◆ **Task data**

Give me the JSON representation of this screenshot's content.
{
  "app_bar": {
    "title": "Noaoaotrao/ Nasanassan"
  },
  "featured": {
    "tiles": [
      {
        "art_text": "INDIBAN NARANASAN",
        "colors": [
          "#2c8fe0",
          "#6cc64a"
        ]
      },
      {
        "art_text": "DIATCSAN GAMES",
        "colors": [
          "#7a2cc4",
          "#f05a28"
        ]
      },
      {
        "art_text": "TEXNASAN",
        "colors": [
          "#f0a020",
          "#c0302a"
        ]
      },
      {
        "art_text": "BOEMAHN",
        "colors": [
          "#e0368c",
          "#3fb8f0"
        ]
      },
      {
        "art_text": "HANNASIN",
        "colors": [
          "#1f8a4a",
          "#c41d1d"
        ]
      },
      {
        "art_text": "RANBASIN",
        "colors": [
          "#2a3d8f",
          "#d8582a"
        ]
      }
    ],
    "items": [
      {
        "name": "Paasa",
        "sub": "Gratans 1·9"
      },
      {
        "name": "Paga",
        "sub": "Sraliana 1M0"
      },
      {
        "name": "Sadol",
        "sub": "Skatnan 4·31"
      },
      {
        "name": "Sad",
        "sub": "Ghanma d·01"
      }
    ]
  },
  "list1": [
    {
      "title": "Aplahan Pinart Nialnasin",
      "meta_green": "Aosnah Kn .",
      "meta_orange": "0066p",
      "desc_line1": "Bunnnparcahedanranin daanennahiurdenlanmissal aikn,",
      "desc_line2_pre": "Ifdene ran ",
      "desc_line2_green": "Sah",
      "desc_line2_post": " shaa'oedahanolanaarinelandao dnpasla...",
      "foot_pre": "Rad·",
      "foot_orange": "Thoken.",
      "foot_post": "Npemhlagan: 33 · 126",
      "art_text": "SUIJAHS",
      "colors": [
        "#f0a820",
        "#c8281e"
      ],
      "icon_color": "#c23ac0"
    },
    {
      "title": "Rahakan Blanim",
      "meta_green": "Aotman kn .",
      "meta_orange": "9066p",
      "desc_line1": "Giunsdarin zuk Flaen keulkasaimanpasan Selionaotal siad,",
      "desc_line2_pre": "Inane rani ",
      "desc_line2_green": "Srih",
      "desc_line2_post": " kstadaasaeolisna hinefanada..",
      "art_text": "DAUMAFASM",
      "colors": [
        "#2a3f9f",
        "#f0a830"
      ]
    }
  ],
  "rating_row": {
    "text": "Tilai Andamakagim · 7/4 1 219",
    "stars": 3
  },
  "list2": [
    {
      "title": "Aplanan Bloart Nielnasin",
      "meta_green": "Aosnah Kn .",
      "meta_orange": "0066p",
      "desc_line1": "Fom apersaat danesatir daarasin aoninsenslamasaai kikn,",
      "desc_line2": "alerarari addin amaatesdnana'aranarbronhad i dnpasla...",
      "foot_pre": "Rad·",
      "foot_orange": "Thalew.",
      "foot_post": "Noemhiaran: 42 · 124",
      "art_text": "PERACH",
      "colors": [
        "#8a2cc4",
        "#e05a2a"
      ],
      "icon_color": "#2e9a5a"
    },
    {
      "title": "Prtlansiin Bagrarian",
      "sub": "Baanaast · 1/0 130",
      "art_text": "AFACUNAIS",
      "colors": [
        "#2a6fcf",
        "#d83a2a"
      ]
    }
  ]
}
* * *
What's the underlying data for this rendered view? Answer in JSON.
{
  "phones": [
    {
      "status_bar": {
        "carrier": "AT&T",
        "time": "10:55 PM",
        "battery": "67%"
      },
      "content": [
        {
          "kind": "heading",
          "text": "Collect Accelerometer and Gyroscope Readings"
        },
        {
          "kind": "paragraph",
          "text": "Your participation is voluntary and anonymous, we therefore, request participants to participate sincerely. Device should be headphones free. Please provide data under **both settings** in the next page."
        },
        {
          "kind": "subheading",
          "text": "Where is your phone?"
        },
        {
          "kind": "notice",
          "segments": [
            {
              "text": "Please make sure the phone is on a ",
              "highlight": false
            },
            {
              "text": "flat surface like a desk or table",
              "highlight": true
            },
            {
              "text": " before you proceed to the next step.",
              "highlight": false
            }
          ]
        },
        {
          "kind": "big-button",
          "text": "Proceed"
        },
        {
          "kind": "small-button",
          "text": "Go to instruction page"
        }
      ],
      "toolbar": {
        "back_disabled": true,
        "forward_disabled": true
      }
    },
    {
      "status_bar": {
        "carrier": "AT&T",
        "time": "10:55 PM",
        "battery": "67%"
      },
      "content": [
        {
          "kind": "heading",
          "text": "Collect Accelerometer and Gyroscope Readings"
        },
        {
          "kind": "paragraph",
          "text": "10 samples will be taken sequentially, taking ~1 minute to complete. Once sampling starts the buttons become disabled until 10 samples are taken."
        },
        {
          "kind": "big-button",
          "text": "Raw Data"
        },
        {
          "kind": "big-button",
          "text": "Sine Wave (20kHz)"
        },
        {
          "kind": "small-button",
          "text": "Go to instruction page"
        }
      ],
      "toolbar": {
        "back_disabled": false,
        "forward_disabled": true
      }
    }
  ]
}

◆ **What the task asks**
Work out how many lines of the listing above include "dnpasla". Answer with the number and nothing more.

◆ **Correct answer**
2